Objective
Scan the following material for the string "Pembroke" and copy each line in which it appears.

══ Working data ══

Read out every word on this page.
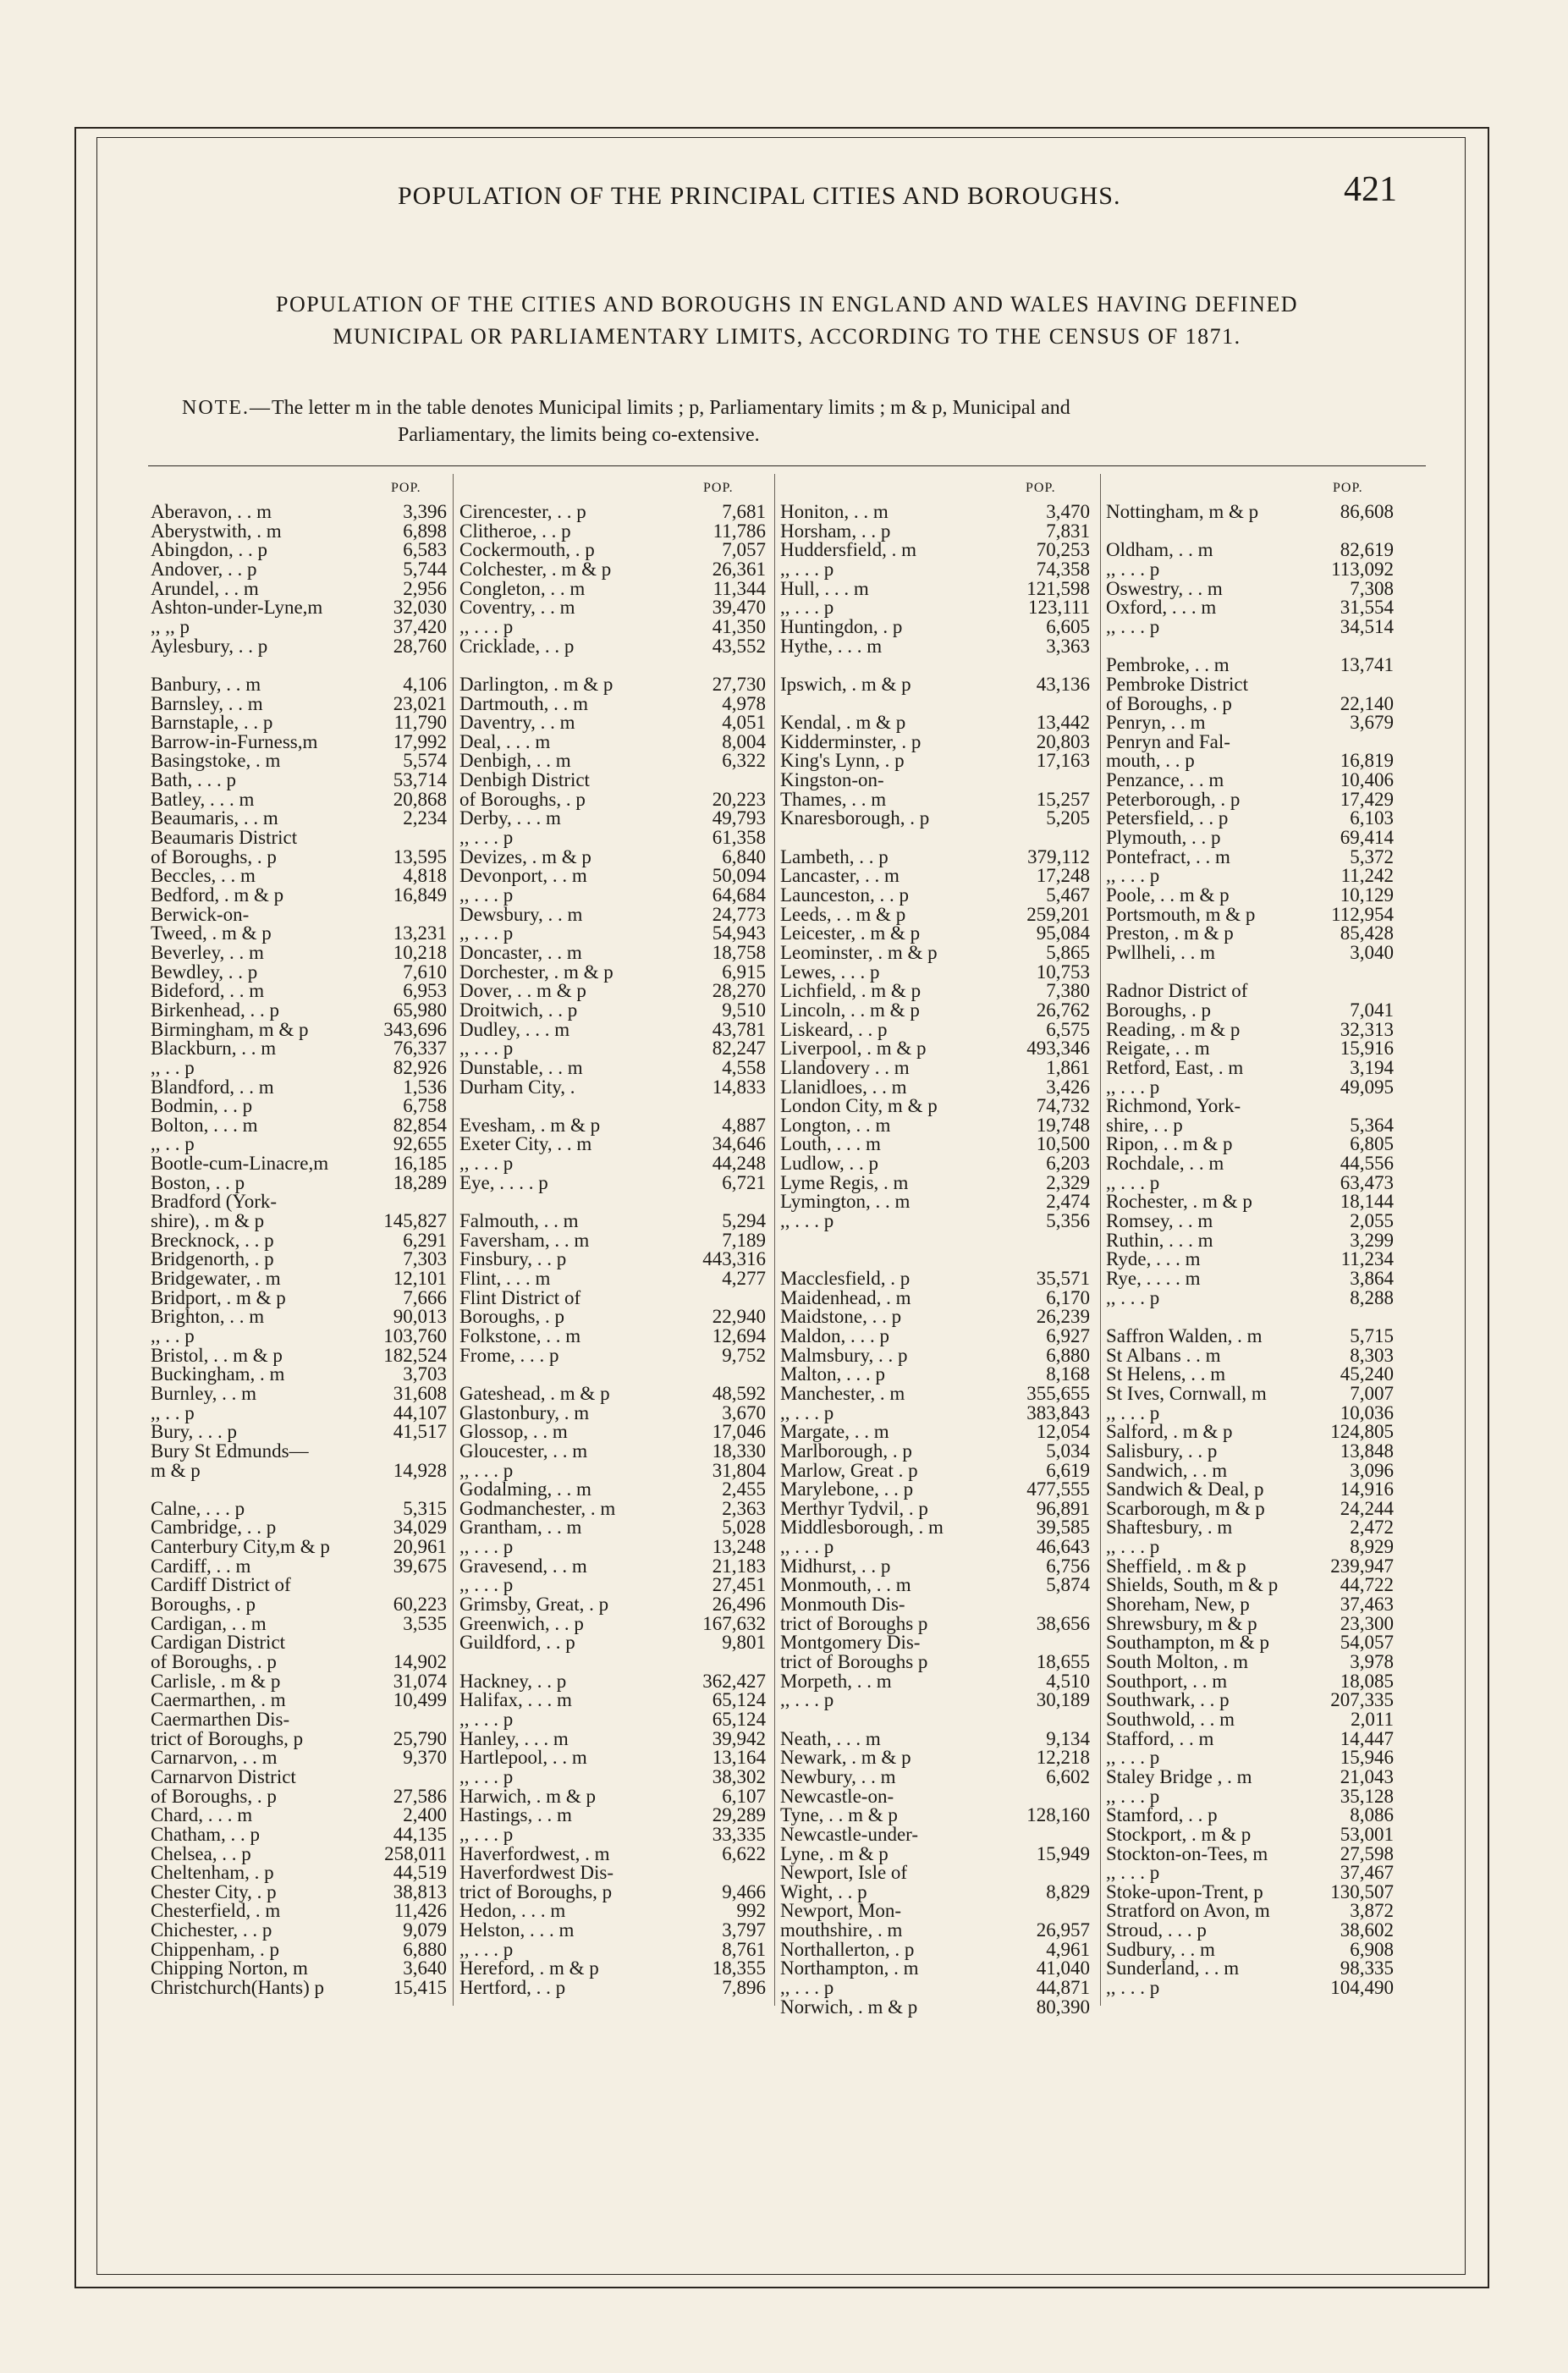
POPULATION OF THE PRINCIPAL CITIES AND BOROUGHS.	421
POPULATION OF THE CITIES AND BOROUGHS IN ENGLAND AND WALES HAVING DEFINED
MUNICIPAL OR PARLIAMENTARY LIMITS, ACCORDING TO THE CENSUS OF 1871.
NOTE.—The letter m in the table denotes Municipal limits ; p, Parliamentary limits ; m & p, Municipal and
Parliamentary, the limits being co-extensive.
POP.
Aberavon, . . m	3,396
Aberystwith, . m	6,898
Abingdon, . . p	6,583
Andover, . . p	5,744
Arundel, . . m	2,956
Ashton-under-Lyne,m	32,030
,, ,, p	37,420
Aylesbury, . . p	28,760
Banbury, . . m	4,106
Barnsley, . . m	23,021
Barnstaple, . . p	11,790
Barrow-in-Furness,m	17,992
Basingstoke, . m	5,574
Bath, . . . p	53,714
Batley, . . . m	20,868
Beaumaris, . . m	2,234
Beaumaris District
of Boroughs, . p	13,595
Beccles, . . m	4,818
Bedford, . m & p	16,849
Berwick-on-
Tweed, . m & p	13,231
Beverley, . . m	10,218
Bewdley, . . p	7,610
Bideford, . . m	6,953
Birkenhead, . . p	65,980
Birmingham, m & p	343,696
Blackburn, . . m	76,337
,, . . p	82,926
Blandford, . . m	1,536
Bodmin, . . p	6,758
Bolton, . . . m	82,854
,, . . p	92,655
Bootle-cum-Linacre,m	16,185
Boston, . . p	18,289
Bradford (York-
shire), . m & p	145,827
Brecknock, . . p	6,291
Bridgenorth, . p	7,303
Bridgewater, . m	12,101
Bridport, . m & p	7,666
Brighton, . . m	90,013
,, . . p	103,760
Bristol, . . m & p	182,524
Buckingham, . m	3,703
Burnley, . . m	31,608
,, . . p	44,107
Bury, . . . p	41,517
Bury St Edmunds—
m & p	14,928
Calne, . . . p	5,315
Cambridge, . . p	34,029
Canterbury City,m & p	20,961
Cardiff, . . m	39,675
Cardiff District of
Boroughs, . p	60,223
Cardigan, . . m	3,535
Cardigan District
of Boroughs, . p	14,902
Carlisle, . m & p	31,074
Caermarthen, . m	10,499
Caermarthen Dis-
trict of Boroughs, p	25,790
Carnarvon, . . m	9,370
Carnarvon District
of Boroughs, . p	27,586
Chard, . . . m	2,400
Chatham, . . p	44,135
Chelsea, . . p	258,011
Cheltenham, . p	44,519
Chester City, . p	38,813
Chesterfield, . m	11,426
Chichester, . . p	9,079
Chippenham, . p	6,880
Chipping Norton, m	3,640
Christchurch(Hants) p	15,415
POP.
Cirencester, . . p	7,681
Clitheroe, . . p	11,786
Cockermouth, . p	7,057
Colchester, . m & p	26,361
Congleton, . . m	11,344
Coventry, . . m	39,470
,, . . . p	41,350
Cricklade, . . p	43,552
Darlington, . m & p	27,730
Dartmouth, . . m	4,978
Daventry, . . m	4,051
Deal, . . . m	8,004
Denbigh, . . m	6,322
Denbigh District
of Boroughs, . p	20,223
Derby, . . . m	49,793
,, . . . p	61,358
Devizes, . m & p	6,840
Devonport, . . m	50,094
,, . . . p	64,684
Dewsbury, . . m	24,773
,, . . . p	54,943
Doncaster, . . m	18,758
Dorchester, . m & p	6,915
Dover, . . m & p	28,270
Droitwich, . . p	9,510
Dudley, . . . m	43,781
,, . . . p	82,247
Dunstable, . . m	4,558
Durham City, .	14,833
Evesham, . m & p	4,887
Exeter City, . . m	34,646
,, . . . p	44,248
Eye, . . . . p	6,721
Falmouth, . . m	5,294
Faversham, . . m	7,189
Finsbury, . . p	443,316
Flint, . . . m	4,277
Flint District of
Boroughs, . p	22,940
Folkstone, . . m	12,694
Frome, . . . p	9,752
Gateshead, . m & p	48,592
Glastonbury, . m	3,670
Glossop, . . m	17,046
Gloucester, . . m	18,330
,, . . . p	31,804
Godalming, . . m	2,455
Godmanchester, . m	2,363
Grantham, . . m	5,028
,, . . . p	13,248
Gravesend, . . m	21,183
,, . . . p	27,451
Grimsby, Great, . p	26,496
Greenwich, . . p	167,632
Guildford, . . p	9,801
Hackney, . . p	362,427
Halifax, . . . m	65,124
,, . . . p	65,124
Hanley, . . . m	39,942
Hartlepool, . . m	13,164
,, . . . p	38,302
Harwich, . m & p	6,107
Hastings, . . m	29,289
,, . . . p	33,335
Haverfordwest, . m	6,622
Haverfordwest Dis-
trict of Boroughs, p	9,466
Hedon, . . . m	992
Helston, . . . m	3,797
,, . . . p	8,761
Hereford, . m & p	18,355
Hertford, . . p	7,896
POP.
Honiton, . . m	3,470
Horsham, . . p	7,831
Huddersfield, . m	70,253
,, . . . p	74,358
Hull, . . . m	121,598
,, . . . p	123,111
Huntingdon, . p	6,605
Hythe, . . . m	3,363
Ipswich, . m & p	43,136
Kendal, . m & p	13,442
Kidderminster, . p	20,803
King's Lynn, . p	17,163
Kingston-on-
Thames, . . m	15,257
Knaresborough, . p	5,205
Lambeth, . . p	379,112
Lancaster, . . m	17,248
Launceston, . . p	5,467
Leeds, . . m & p	259,201
Leicester, . m & p	95,084
Leominster, . m & p	5,865
Lewes, . . . p	10,753
Lichfield, . m & p	7,380
Lincoln, . . m & p	26,762
Liskeard, . . p	6,575
Liverpool, . m & p	493,346
Llandovery . . m	1,861
Llanidloes, . . m	3,426
London City, m & p	74,732
Longton, . . m	19,748
Louth, . . . m	10,500
Ludlow, . . p	6,203
Lyme Regis, . m	2,329
Lymington, . . m	2,474
,, . . . p	5,356
Macclesfield, . p	35,571
Maidenhead, . m	6,170
Maidstone, . . p	26,239
Maldon, . . . p	6,927
Malmsbury, . . p	6,880
Malton, . . . p	8,168
Manchester, . m	355,655
,, . . . p	383,843
Margate, . . m	12,054
Marlborough, . p	5,034
Marlow, Great . p	6,619
Marylebone, . . p	477,555
Merthyr Tydvil, . p	96,891
Middlesborough, . m	39,585
,, . . . p	46,643
Midhurst, . . p	6,756
Monmouth, . . m	5,874
Monmouth Dis-
trict of Boroughs p	38,656
Montgomery Dis-
trict of Boroughs p	18,655
Morpeth, . . m	4,510
,, . . . p	30,189
Neath, . . . m	9,134
Newark, . m & p	12,218
Newbury, . . m	6,602
Newcastle-on-
Tyne, . . m & p	128,160
Newcastle-under-
Lyne, . m & p	15,949
Newport, Isle of
Wight, . . p	8,829
Newport, Mon-
mouthshire, . m	26,957
Northallerton, . p	4,961
Northampton, . m	41,040
,, . . . p	44,871
Norwich, . m & p	80,390
POP.
Nottingham, m & p	86,608
Oldham, . . m	82,619
,, . . . p	113,092
Oswestry, . . m	7,308
Oxford, . . . m	31,554
,, . . . p	34,514
Pembroke, . . m	13,741
Pembroke District
of Boroughs, . p	22,140
Penryn, . . m	3,679
Penryn and Fal-
mouth, . . p	16,819
Penzance, . . m	10,406
Peterborough, . p	17,429
Petersfield, . . p	6,103
Plymouth, . . p	69,414
Pontefract, . . m	5,372
,, . . . p	11,242
Poole, . . m & p	10,129
Portsmouth, m & p	112,954
Preston, . m & p	85,428
Pwllheli, . . m	3,040
Radnor District of
Boroughs, . p	7,041
Reading, . m & p	32,313
Reigate, . . m	15,916
Retford, East, . m	3,194
,, . . . p	49,095
Richmond, York-
shire, . . p	5,364
Ripon, . . m & p	6,805
Rochdale, . . m	44,556
,, . . . p	63,473
Rochester, . m & p	18,144
Romsey, . . m	2,055
Ruthin, . . . m	3,299
Ryde, . . . m	11,234
Rye, . . . . m	3,864
,, . . . p	8,288
Saffron Walden, . m	5,715
St Albans . . m	8,303
St Helens, . . m	45,240
St Ives, Cornwall, m	7,007
,, . . . p	10,036
Salford, . m & p	124,805
Salisbury, . . p	13,848
Sandwich, . . m	3,096
Sandwich & Deal, p	14,916
Scarborough, m & p	24,244
Shaftesbury, . m	2,472
,, . . . p	8,929
Sheffield, . m & p	239,947
Shields, South, m & p	44,722
Shoreham, New, p	37,463
Shrewsbury, m & p	23,300
Southampton, m & p	54,057
South Molton, . m	3,978
Southport, . . m	18,085
Southwark, . . p	207,335
Southwold, . . m	2,011
Stafford, . . m	14,447
,, . . . p	15,946
Staley Bridge , . m	21,043
,, . . . p	35,128
Stamford, . . p	8,086
Stockport, . m & p	53,001
Stockton-on-Tees, m	27,598
,, . . . p	37,467
Stoke-upon-Trent, p	130,507
Stratford on Avon, m	3,872
Stroud, . . . p	38,602
Sudbury, . . m	6,908
Sunderland, . . m	98,335
,, . . . p	104,490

═══

Worked solution
Pembroke, . . m	13,741
Pembroke District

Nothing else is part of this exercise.